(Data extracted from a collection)
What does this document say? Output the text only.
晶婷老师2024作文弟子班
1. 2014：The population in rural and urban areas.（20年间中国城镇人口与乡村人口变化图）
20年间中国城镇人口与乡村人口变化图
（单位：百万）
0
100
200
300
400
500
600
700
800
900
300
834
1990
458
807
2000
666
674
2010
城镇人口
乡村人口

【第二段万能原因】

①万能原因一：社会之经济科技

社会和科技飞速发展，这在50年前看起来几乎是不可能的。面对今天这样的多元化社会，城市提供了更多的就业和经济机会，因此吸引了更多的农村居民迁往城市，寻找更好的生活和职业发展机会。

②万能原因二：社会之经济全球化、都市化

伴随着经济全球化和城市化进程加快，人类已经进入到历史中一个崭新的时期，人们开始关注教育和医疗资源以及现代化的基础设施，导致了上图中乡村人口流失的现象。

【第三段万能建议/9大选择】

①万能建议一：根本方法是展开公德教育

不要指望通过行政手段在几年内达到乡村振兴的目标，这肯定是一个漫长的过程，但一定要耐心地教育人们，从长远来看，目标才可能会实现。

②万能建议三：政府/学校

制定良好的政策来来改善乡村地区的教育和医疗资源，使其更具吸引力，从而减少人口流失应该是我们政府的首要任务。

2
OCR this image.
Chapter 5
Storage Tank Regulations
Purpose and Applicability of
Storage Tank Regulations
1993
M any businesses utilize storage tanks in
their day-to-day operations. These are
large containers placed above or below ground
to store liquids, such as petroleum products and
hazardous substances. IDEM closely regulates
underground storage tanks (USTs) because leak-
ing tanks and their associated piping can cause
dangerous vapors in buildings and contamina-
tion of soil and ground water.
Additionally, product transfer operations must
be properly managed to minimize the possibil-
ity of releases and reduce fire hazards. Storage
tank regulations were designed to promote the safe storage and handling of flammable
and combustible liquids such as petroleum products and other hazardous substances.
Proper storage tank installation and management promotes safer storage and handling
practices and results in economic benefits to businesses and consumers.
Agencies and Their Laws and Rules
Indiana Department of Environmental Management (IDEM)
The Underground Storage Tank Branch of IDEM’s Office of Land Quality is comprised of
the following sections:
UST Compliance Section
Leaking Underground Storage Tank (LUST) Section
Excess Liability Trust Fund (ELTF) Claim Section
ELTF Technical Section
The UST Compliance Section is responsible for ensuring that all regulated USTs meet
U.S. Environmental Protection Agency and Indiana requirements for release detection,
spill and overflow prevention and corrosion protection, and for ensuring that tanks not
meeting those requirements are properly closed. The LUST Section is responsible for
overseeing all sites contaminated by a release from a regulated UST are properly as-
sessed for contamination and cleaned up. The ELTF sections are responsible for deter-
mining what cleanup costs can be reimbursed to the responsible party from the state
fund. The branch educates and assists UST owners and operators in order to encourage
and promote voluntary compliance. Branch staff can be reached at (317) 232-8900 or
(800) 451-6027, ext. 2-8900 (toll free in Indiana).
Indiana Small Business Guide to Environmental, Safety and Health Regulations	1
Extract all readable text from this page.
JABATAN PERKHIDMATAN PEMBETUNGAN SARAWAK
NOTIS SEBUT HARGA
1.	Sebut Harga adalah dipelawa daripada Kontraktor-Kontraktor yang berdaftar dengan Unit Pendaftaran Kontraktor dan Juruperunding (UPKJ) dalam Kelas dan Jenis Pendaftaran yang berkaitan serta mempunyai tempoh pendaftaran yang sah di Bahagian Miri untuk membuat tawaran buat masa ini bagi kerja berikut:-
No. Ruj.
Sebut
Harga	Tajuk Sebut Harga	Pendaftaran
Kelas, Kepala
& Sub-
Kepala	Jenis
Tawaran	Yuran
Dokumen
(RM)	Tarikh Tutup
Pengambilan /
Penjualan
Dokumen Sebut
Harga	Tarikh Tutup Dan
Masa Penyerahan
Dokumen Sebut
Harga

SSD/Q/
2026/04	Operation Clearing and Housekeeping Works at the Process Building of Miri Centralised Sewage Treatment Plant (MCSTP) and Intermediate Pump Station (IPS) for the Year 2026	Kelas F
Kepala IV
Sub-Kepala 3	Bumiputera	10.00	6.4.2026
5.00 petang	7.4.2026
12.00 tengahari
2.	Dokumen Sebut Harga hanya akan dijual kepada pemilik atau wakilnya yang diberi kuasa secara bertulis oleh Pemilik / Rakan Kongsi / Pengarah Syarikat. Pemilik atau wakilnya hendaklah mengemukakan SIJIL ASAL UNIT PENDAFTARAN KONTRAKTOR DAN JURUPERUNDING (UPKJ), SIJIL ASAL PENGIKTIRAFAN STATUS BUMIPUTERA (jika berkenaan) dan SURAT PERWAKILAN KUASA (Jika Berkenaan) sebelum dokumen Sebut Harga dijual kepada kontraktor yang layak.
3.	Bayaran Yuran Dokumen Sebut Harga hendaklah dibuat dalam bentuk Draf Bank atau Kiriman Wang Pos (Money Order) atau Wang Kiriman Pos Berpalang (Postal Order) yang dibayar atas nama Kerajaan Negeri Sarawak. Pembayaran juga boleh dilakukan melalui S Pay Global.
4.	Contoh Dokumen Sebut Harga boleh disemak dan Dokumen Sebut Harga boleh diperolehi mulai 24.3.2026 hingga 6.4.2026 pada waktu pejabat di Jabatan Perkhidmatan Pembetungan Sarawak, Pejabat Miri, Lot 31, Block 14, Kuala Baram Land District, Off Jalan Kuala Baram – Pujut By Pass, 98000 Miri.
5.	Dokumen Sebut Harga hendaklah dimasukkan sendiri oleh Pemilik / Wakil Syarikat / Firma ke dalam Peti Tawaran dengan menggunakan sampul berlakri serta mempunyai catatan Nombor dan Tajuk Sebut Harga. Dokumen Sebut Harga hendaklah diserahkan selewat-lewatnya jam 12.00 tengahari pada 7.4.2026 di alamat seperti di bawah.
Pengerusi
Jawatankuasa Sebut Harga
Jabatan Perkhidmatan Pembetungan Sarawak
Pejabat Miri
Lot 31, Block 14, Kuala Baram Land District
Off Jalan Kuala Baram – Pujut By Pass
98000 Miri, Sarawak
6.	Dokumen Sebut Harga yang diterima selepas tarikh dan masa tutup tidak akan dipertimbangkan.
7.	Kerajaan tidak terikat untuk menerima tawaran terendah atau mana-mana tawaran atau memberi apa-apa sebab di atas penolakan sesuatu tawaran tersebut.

| Short problem |
Write out every entry word for word.

| Task solution |
What does this document say? Output the text only.
晶婷老师2024作文弟子班
1. 2014：The population in rural and urban areas.（20年间中国城镇人口与乡村人口变化图）
20年间中国城镇人口与乡村人口变化图
（单位：百万）
0
100
200
300
400
500
600
700
800
900
300
834
1990
458
807
2000
666
674
2010
城镇人口
乡村人口

【第二段万能原因】

①万能原因一：社会之经济科技

社会和科技飞速发展，这在50年前看起来几乎是不可能的。面对今天这样的多元化社会，城市提供了更多的就业和经济机会，因此吸引了更多的农村居民迁往城市，寻找更好的生活和职业发展机会。

②万能原因二：社会之经济全球化、都市化

伴随着经济全球化和城市化进程加快，人类已经进入到历史中一个崭新的时期，人们开始关注教育和医疗资源以及现代化的基础设施，导致了上图中乡村人口流失的现象。

【第三段万能建议/9大选择】

①万能建议一：根本方法是展开公德教育

不要指望通过行政手段在几年内达到乡村振兴的目标，这肯定是一个漫长的过程，但一定要耐心地教育人们，从长远来看，目标才可能会实现。

②万能建议三：政府/学校

制定良好的政策来来改善乡村地区的教育和医疗资源，使其更具吸引力，从而减少人口流失应该是我们政府的首要任务。

2
OCR this image.
Chapter 5
Storage Tank Regulations
Purpose and Applicability of
Storage Tank Regulations
1993
M any businesses utilize storage tanks in
their day-to-day operations. These are
large containers placed above or below ground
to store liquids, such as petroleum products and
hazardous substances. IDEM closely regulates
underground storage tanks (USTs) because leak-
ing tanks and their associated piping can cause
dangerous vapors in buildings and contamina-
tion of soil and ground water.
Additionally, product transfer operations must
be properly managed to minimize the possibil-
ity of releases and reduce fire hazards. Storage
tank regulations were designed to promote the safe storage and handling of flammable
and combustible liquids such as petroleum products and other hazardous substances.
Proper storage tank installation and management promotes safer storage and handling
practices and results in economic benefits to businesses and consumers.
Agencies and Their Laws and Rules
Indiana Department of Environmental Management (IDEM)
The Underground Storage Tank Branch of IDEM’s Office of Land Quality is comprised of
the following sections:
UST Compliance Section
Leaking Underground Storage Tank (LUST) Section
Excess Liability Trust Fund (ELTF) Claim Section
ELTF Technical Section
The UST Compliance Section is responsible for ensuring that all regulated USTs meet
U.S. Environmental Protection Agency and Indiana requirements for release detection,
spill and overflow prevention and corrosion protection, and for ensuring that tanks not
meeting those requirements are properly closed. The LUST Section is responsible for
overseeing all sites contaminated by a release from a regulated UST are properly as-
sessed for contamination and cleaned up. The ELTF sections are responsible for deter-
mining what cleanup costs can be reimbursed to the responsible party from the state
fund. The branch educates and assists UST owners and operators in order to encourage
and promote voluntary compliance. Branch staff can be reached at (317) 232-8900 or
(800) 451-6027, ext. 2-8900 (toll free in Indiana).
Indiana Small Business Guide to Environmental, Safety and Health Regulations	1
Extract all readable text from this page.
JABATAN PERKHIDMATAN PEMBETUNGAN SARAWAK
NOTIS SEBUT HARGA
1.	Sebut Harga adalah dipelawa daripada Kontraktor-Kontraktor yang berdaftar dengan Unit Pendaftaran Kontraktor dan Juruperunding (UPKJ) dalam Kelas dan Jenis Pendaftaran yang berkaitan serta mempunyai tempoh pendaftaran yang sah di Bahagian Miri untuk membuat tawaran buat masa ini bagi kerja berikut:-
No. Ruj.
Sebut
Harga	Tajuk Sebut Harga	Pendaftaran
Kelas, Kepala
& Sub-
Kepala	Jenis
Tawaran	Yuran
Dokumen
(RM)	Tarikh Tutup
Pengambilan /
Penjualan
Dokumen Sebut
Harga	Tarikh Tutup Dan
Masa Penyerahan
Dokumen Sebut
Harga

SSD/Q/
2026/04	Operation Clearing and Housekeeping Works at the Process Building of Miri Centralised Sewage Treatment Plant (MCSTP) and Intermediate Pump Station (IPS) for the Year 2026	Kelas F
Kepala IV
Sub-Kepala 3	Bumiputera	10.00	6.4.2026
5.00 petang	7.4.2026
12.00 tengahari
2.	Dokumen Sebut Harga hanya akan dijual kepada pemilik atau wakilnya yang diberi kuasa secara bertulis oleh Pemilik / Rakan Kongsi / Pengarah Syarikat. Pemilik atau wakilnya hendaklah mengemukakan SIJIL ASAL UNIT PENDAFTARAN KONTRAKTOR DAN JURUPERUNDING (UPKJ), SIJIL ASAL PENGIKTIRAFAN STATUS BUMIPUTERA (jika berkenaan) dan SURAT PERWAKILAN KUASA (Jika Berkenaan) sebelum dokumen Sebut Harga dijual kepada kontraktor yang layak.
3.	Bayaran Yuran Dokumen Sebut Harga hendaklah dibuat dalam bentuk Draf Bank atau Kiriman Wang Pos (Money Order) atau Wang Kiriman Pos Berpalang (Postal Order) yang dibayar atas nama Kerajaan Negeri Sarawak. Pembayaran juga boleh dilakukan melalui S Pay Global.
4.	Contoh Dokumen Sebut Harga boleh disemak dan Dokumen Sebut Harga boleh diperolehi mulai 24.3.2026 hingga 6.4.2026 pada waktu pejabat di Jabatan Perkhidmatan Pembetungan Sarawak, Pejabat Miri, Lot 31, Block 14, Kuala Baram Land District, Off Jalan Kuala Baram – Pujut By Pass, 98000 Miri.
5.	Dokumen Sebut Harga hendaklah dimasukkan sendiri oleh Pemilik / Wakil Syarikat / Firma ke dalam Peti Tawaran dengan menggunakan sampul berlakri serta mempunyai catatan Nombor dan Tajuk Sebut Harga. Dokumen Sebut Harga hendaklah diserahkan selewat-lewatnya jam 12.00 tengahari pada 7.4.2026 di alamat seperti di bawah.
Pengerusi
Jawatankuasa Sebut Harga
Jabatan Perkhidmatan Pembetungan Sarawak
Pejabat Miri
Lot 31, Block 14, Kuala Baram Land District
Off Jalan Kuala Baram – Pujut By Pass
98000 Miri, Sarawak
6.	Dokumen Sebut Harga yang diterima selepas tarikh dan masa tutup tidak akan dipertimbangkan.
7.	Kerajaan tidak terikat untuk menerima tawaran terendah atau mana-mana tawaran atau memberi apa-apa sebab di atas penolakan sesuatu tawaran tersebut.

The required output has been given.